▸ **Requirements**
Show all lines from the data that include the word "Strafrecht".
================
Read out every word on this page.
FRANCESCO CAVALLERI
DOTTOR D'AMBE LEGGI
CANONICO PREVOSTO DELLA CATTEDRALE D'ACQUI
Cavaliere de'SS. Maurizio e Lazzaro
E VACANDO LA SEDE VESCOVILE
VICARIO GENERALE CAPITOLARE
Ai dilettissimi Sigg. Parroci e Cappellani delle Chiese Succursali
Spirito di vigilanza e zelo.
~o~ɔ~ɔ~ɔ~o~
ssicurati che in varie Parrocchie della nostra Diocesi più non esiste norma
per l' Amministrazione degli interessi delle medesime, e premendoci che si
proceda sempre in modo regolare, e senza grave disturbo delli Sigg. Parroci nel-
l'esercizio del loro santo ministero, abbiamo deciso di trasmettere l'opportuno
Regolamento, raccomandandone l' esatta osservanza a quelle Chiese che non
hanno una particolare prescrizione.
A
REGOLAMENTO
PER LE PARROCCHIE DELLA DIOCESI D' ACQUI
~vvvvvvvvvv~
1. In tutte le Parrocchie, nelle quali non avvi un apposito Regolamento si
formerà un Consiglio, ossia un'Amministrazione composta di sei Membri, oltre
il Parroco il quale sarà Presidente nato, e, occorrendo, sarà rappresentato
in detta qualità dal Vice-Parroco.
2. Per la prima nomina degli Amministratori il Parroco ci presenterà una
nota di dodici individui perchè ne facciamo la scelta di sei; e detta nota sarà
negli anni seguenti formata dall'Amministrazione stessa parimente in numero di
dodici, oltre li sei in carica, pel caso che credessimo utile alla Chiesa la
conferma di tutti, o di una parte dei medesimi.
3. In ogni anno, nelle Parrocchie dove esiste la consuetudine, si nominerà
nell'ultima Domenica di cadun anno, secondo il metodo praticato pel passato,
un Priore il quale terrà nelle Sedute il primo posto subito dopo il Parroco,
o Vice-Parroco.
================
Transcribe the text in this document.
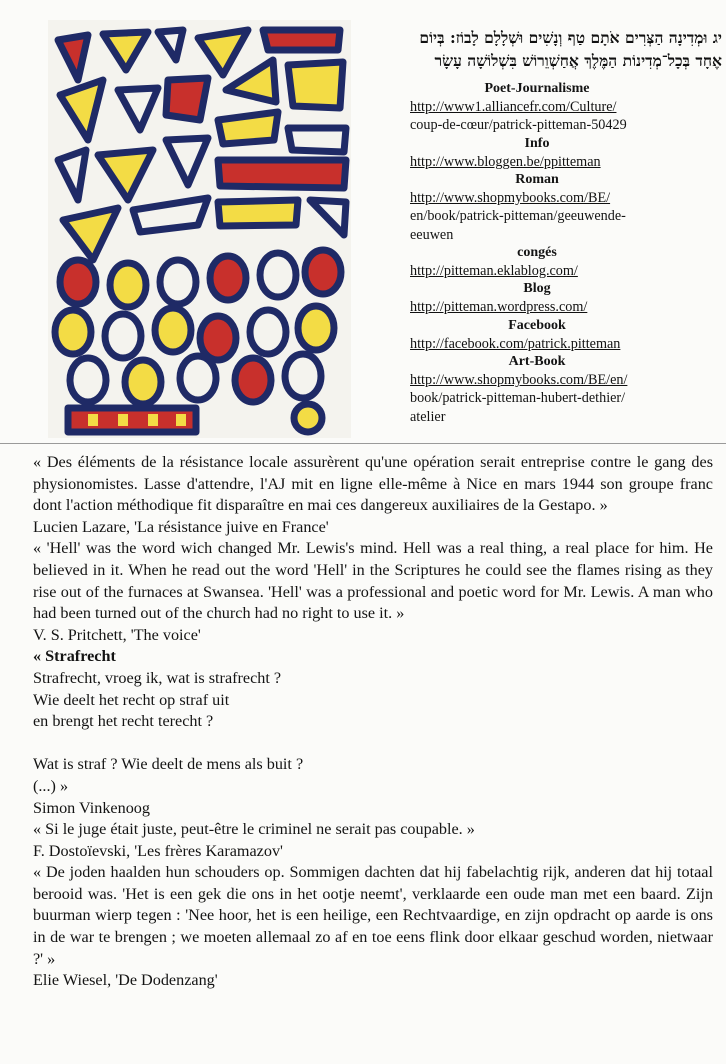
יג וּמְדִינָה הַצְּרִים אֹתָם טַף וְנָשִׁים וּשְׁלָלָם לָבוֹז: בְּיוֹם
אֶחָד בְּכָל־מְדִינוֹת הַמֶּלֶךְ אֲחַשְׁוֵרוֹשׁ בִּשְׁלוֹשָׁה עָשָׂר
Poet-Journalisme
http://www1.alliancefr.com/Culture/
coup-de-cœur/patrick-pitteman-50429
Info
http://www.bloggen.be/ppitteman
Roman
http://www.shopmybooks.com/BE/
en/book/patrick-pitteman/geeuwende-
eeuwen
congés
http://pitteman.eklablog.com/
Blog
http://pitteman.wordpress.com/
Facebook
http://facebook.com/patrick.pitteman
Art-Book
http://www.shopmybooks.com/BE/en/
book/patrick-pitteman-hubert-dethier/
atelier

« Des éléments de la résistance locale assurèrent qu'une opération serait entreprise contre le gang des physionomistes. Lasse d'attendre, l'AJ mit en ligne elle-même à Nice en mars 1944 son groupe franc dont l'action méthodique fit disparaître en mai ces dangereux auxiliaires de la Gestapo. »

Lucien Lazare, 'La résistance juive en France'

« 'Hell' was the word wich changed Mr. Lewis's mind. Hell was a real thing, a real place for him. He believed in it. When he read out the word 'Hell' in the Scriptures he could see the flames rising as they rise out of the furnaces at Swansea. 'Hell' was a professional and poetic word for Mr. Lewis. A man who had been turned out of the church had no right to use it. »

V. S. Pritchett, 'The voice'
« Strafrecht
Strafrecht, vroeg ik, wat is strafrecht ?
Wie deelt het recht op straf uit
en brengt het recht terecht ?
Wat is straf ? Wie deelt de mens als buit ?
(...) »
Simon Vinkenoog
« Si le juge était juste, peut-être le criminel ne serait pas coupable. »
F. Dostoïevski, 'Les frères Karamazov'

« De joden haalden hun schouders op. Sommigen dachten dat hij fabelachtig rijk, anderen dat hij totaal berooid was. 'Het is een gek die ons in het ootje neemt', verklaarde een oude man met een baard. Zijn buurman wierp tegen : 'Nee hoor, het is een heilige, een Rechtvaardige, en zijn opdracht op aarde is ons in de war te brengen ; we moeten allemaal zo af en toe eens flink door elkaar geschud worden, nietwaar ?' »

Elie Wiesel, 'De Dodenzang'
================
▸ **In response**
« Strafrecht
Strafrecht, vroeg ik, wat is strafrecht ?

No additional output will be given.